Um conto chinês

Aproveitar o tempo!

Mas o que é o tempo, para que eu o aproveite?

[…]

Aproveitar o tempo!

Desde que comecei a escrever passaram cinco minutos.

Aproveitei-os ou não?

Se não sei se os aproveitei, que saberei de outros minutos?

Álvaro de Campos

 

Eis que o cinema argentino tem alcançado cada vez mais um lugar de destaque nas críticas, mais que isso, a visibilidade conquistada reflete a delicadeza com que temas banais, do cotidiano, são tratados pelos diretores. Imaginem juntar um argentino e um chinês, duas culturas díspares e línguas que em nada se assemelham. Isso tudo mais o humor seco do argentino e os atropelamentos ansiosos do chinês. Bom, podemos pensar: Não vai funcionar! Para os personagens a princípio não, em contrapartida, os expectadores ganham uma comédia peculiar e um tanto quanto reflexiva.
--*--
### O QUE FAZER
Transcreva o trecho do texto sobre o filme Um conto chinês que começa em "Um conto chinês" e termina em "passaram cinco minutos.". As entradas seguintes foram retiradas de outra fonte.
--*--
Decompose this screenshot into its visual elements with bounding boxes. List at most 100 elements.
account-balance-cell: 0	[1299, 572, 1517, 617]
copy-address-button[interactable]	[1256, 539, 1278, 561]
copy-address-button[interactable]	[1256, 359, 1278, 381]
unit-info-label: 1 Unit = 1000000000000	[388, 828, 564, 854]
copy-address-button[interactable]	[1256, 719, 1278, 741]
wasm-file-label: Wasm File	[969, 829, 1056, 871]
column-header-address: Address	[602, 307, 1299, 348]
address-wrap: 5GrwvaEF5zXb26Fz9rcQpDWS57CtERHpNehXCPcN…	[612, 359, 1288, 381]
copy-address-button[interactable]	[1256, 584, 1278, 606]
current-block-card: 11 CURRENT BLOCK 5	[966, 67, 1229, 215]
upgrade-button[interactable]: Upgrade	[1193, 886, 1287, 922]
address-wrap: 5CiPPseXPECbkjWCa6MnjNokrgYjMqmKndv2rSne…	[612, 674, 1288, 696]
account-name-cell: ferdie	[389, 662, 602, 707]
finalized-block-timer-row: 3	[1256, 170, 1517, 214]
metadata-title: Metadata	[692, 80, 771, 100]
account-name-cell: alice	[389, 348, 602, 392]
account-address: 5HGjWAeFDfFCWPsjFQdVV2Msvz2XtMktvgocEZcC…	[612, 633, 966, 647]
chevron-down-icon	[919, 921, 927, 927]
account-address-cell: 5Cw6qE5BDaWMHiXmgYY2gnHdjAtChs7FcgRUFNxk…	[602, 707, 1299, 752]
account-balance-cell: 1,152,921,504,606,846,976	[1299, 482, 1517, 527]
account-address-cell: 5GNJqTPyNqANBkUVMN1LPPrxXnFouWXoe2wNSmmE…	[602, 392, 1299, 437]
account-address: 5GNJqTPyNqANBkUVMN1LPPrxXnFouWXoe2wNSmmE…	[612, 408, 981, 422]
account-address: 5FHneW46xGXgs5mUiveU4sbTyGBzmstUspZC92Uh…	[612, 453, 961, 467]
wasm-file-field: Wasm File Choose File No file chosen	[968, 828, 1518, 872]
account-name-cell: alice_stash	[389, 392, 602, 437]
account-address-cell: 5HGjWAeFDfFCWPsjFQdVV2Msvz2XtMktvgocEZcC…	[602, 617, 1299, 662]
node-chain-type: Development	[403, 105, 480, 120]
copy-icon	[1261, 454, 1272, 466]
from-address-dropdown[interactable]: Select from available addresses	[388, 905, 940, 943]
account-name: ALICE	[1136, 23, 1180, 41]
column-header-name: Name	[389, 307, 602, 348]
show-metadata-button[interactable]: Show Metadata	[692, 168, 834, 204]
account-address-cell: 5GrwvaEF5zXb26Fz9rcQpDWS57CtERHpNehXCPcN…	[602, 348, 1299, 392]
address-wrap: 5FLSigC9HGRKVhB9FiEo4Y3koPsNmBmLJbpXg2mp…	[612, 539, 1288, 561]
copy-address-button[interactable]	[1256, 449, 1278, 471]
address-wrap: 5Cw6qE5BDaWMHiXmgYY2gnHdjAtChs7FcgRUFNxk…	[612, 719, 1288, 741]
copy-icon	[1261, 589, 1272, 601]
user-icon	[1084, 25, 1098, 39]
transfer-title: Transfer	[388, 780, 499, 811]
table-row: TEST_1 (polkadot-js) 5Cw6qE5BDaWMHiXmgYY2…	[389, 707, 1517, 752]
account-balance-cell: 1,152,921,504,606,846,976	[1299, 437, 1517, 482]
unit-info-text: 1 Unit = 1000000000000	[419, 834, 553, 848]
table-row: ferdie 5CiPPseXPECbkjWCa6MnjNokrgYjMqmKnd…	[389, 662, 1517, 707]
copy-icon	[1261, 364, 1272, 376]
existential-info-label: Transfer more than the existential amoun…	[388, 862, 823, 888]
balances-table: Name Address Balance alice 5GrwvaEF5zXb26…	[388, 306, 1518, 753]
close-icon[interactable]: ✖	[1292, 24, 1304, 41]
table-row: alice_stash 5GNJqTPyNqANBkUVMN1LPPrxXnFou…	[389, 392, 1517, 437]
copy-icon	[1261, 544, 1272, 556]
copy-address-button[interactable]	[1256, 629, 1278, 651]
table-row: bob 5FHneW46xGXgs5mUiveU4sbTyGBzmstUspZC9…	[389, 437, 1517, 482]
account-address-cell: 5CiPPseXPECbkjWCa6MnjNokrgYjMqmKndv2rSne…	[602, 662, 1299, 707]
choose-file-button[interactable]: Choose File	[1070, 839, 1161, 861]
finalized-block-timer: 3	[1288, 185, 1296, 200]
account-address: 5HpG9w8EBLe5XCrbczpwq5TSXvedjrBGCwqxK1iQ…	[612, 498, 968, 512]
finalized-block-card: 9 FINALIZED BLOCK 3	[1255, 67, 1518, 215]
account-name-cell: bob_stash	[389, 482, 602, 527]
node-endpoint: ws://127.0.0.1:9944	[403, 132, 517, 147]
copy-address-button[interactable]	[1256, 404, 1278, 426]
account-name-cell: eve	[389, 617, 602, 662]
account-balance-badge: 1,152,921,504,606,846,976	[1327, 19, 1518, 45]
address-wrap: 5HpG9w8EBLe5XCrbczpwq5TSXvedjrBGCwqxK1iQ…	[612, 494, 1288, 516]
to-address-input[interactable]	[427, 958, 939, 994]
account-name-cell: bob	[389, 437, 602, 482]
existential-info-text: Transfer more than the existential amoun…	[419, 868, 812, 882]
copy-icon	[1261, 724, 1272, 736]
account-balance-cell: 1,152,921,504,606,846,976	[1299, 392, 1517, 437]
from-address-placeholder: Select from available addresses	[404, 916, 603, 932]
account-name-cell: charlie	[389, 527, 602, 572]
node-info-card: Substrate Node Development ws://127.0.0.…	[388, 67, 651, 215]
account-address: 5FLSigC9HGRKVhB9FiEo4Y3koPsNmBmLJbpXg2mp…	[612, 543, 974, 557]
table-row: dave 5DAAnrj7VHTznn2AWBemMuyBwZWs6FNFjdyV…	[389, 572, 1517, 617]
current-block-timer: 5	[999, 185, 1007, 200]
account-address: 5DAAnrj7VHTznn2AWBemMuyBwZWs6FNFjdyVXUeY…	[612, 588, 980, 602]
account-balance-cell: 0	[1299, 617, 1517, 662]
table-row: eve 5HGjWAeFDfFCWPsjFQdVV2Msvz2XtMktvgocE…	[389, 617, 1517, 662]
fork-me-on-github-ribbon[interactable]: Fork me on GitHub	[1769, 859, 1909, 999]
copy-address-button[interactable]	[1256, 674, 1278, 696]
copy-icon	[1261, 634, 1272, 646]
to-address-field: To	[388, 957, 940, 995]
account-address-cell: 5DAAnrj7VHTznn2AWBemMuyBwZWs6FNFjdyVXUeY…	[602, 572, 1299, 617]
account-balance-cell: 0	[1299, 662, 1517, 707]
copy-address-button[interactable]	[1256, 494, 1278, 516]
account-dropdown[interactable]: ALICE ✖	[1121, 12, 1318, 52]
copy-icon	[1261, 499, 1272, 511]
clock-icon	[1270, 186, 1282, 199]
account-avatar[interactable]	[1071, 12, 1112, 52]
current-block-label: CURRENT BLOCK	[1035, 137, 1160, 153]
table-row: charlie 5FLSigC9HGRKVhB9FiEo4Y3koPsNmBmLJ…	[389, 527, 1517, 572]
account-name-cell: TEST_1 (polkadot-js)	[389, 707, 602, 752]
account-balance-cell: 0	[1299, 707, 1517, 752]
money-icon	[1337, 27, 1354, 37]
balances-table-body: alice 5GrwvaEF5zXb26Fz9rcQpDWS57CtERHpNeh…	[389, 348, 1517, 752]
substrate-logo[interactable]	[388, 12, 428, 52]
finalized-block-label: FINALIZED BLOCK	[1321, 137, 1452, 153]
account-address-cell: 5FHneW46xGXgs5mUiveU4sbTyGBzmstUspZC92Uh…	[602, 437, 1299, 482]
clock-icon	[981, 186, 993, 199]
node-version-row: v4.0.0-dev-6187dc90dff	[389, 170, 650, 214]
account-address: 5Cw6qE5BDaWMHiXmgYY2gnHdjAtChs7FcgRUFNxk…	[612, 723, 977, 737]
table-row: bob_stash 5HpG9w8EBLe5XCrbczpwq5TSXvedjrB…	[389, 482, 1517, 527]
--*--
### EXERCÍCIO RESOLVIDO
Um conto chinês

Aproveitar o tempo!

Mas o que é o tempo, para que eu o aproveite?

[…]

Aproveitar o tempo!

Desde que comecei a escrever passaram cinco minutos.